_Problem_
Using the entries that follow, count the lines containing the word "miernika" and give that number by itself.

Records:
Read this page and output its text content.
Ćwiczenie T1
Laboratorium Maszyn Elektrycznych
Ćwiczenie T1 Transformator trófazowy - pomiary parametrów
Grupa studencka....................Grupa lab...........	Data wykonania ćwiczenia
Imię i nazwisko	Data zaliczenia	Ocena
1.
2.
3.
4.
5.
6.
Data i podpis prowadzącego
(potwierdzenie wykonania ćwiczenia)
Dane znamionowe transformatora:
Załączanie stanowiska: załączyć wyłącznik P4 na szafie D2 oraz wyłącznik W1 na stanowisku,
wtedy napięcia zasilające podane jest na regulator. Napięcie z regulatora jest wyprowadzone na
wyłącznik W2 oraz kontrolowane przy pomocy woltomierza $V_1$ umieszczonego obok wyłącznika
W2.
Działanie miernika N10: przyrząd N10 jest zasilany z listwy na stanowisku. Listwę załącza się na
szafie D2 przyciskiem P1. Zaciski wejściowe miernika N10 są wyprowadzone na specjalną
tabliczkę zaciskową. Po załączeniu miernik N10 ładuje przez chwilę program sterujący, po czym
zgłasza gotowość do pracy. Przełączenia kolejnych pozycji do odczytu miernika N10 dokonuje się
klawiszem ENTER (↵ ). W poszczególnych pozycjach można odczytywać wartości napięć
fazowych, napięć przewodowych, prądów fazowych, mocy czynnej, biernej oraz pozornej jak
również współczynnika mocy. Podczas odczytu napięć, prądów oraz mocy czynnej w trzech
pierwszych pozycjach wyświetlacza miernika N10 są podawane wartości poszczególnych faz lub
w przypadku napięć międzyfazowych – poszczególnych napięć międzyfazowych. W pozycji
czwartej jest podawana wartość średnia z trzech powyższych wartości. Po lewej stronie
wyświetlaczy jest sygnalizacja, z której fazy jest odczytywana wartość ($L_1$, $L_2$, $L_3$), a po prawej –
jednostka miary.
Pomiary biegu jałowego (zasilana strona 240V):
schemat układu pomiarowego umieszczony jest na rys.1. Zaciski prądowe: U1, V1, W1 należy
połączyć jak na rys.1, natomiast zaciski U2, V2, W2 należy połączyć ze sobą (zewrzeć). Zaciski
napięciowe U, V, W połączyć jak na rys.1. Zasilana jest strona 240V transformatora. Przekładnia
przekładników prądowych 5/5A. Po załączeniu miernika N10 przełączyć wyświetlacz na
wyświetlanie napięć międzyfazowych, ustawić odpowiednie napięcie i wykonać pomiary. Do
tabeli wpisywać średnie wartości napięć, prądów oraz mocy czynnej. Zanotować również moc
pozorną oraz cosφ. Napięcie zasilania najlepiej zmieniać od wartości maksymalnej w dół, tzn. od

_The completed task_
5